====== Provided entries

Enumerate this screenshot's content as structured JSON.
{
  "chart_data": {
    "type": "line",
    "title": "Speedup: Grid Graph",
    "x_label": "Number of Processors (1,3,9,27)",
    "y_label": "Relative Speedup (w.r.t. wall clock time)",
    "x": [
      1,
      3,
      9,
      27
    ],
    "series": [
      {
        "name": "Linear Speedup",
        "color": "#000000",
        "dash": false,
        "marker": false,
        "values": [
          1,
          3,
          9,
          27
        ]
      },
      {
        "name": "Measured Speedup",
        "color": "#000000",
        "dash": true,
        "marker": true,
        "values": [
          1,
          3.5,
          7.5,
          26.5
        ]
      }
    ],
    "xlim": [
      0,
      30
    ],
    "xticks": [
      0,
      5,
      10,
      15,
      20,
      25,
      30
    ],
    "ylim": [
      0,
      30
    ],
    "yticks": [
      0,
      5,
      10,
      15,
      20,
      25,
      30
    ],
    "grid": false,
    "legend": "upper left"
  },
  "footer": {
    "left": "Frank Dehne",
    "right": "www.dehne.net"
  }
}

============

Stated goal: Look through the material above. Copy each line where the word "name" appears.

Solution below:
        "name": "Linear Speedup",
        "name": "Measured Speedup",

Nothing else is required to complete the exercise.